■ Exercise aim ■
Retype the records below word for word and omit any image.

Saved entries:

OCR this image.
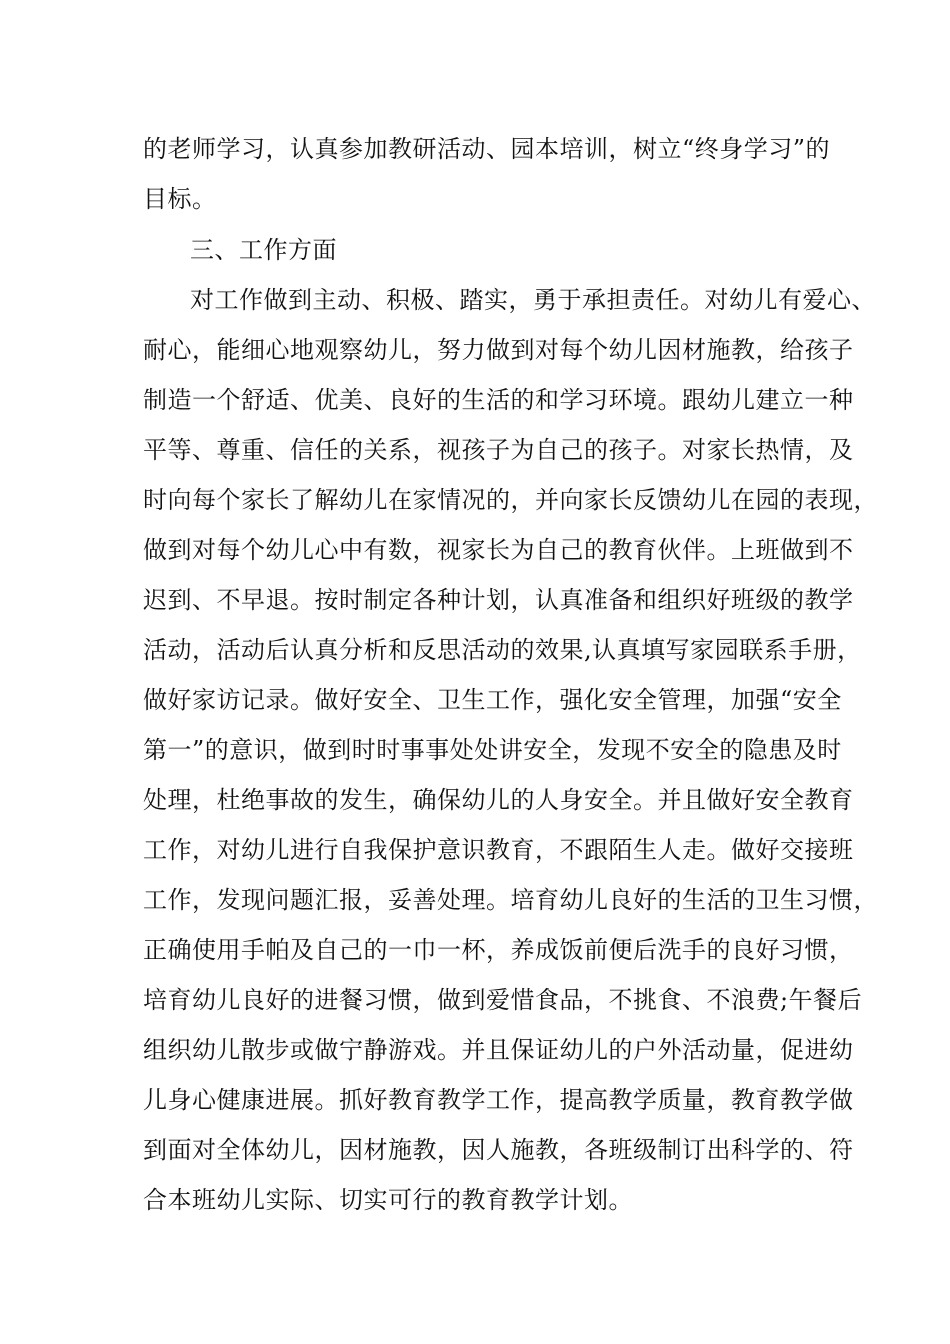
的老师学习，认真参加教研活动、园本培训，树立“终身学习”的
目标。
三、工作方面
对工作做到主动、积极、踏实，勇于承担责任。对幼儿有爱心、
耐心，能细心地观察幼儿，努力做到对每个幼儿因材施教，给孩子
制造一个舒适、优美、良好的生活的和学习环境。跟幼儿建立一种
平等、尊重、信任的关系，视孩子为自己的孩子。对家长热情，及
时向每个家长了解幼儿在家情况的，并向家长反馈幼儿在园的表现，
做到对每个幼儿心中有数，视家长为自己的教育伙伴。上班做到不
迟到、不早退。按时制定各种计划，认真准备和组织好班级的教学
活动，活动后认真分析和反思活动的效果,认真填写家园联系手册，
做好家访记录。做好安全、卫生工作，强化安全管理，加强“安全
第一”的意识，做到时时事事处处讲安全，发现不安全的隐患及时
处理，杜绝事故的发生，确保幼儿的人身安全。并且做好安全教育
工作，对幼儿进行自我保护意识教育，不跟陌生人走。做好交接班
工作，发现问题汇报，妥善处理。培育幼儿良好的生活的卫生习惯，
正确使用手帕及自己的一巾一杯，养成饭前便后洗手的良好习惯，
培育幼儿良好的进餐习惯，做到爱惜食品，不挑食、不浪费;午餐后
组织幼儿散步或做宁静游戏。并且保证幼儿的户外活动量，促进幼
儿身心健康进展。抓好教育教学工作，提高教学质量，教育教学做
到面对全体幼儿，因材施教，因人施教，各班级制订出科学的、符
合本班幼儿实际、切实可行的教育教学计划。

■ The output ■
OCR this image.
的老师学习，认真参加教研活动、园本培训，树立“终身学习”的
目标。
三、工作方面
对工作做到主动、积极、踏实，勇于承担责任。对幼儿有爱心、
耐心，能细心地观察幼儿，努力做到对每个幼儿因材施教，给孩子
制造一个舒适、优美、良好的生活的和学习环境。跟幼儿建立一种
平等、尊重、信任的关系，视孩子为自己的孩子。对家长热情，及
时向每个家长了解幼儿在家情况的，并向家长反馈幼儿在园的表现，
做到对每个幼儿心中有数，视家长为自己的教育伙伴。上班做到不
迟到、不早退。按时制定各种计划，认真准备和组织好班级的教学
活动，活动后认真分析和反思活动的效果,认真填写家园联系手册，
做好家访记录。做好安全、卫生工作，强化安全管理，加强“安全
第一”的意识，做到时时事事处处讲安全，发现不安全的隐患及时
处理，杜绝事故的发生，确保幼儿的人身安全。并且做好安全教育
工作，对幼儿进行自我保护意识教育，不跟陌生人走。做好交接班
工作，发现问题汇报，妥善处理。培育幼儿良好的生活的卫生习惯，
正确使用手帕及自己的一巾一杯，养成饭前便后洗手的良好习惯，
培育幼儿良好的进餐习惯，做到爱惜食品，不挑食、不浪费;午餐后
组织幼儿散步或做宁静游戏。并且保证幼儿的户外活动量，促进幼
儿身心健康进展。抓好教育教学工作，提高教学质量，教育教学做
到面对全体幼儿，因材施教，因人施教，各班级制订出科学的、符
合本班幼儿实际、切实可行的教育教学计划。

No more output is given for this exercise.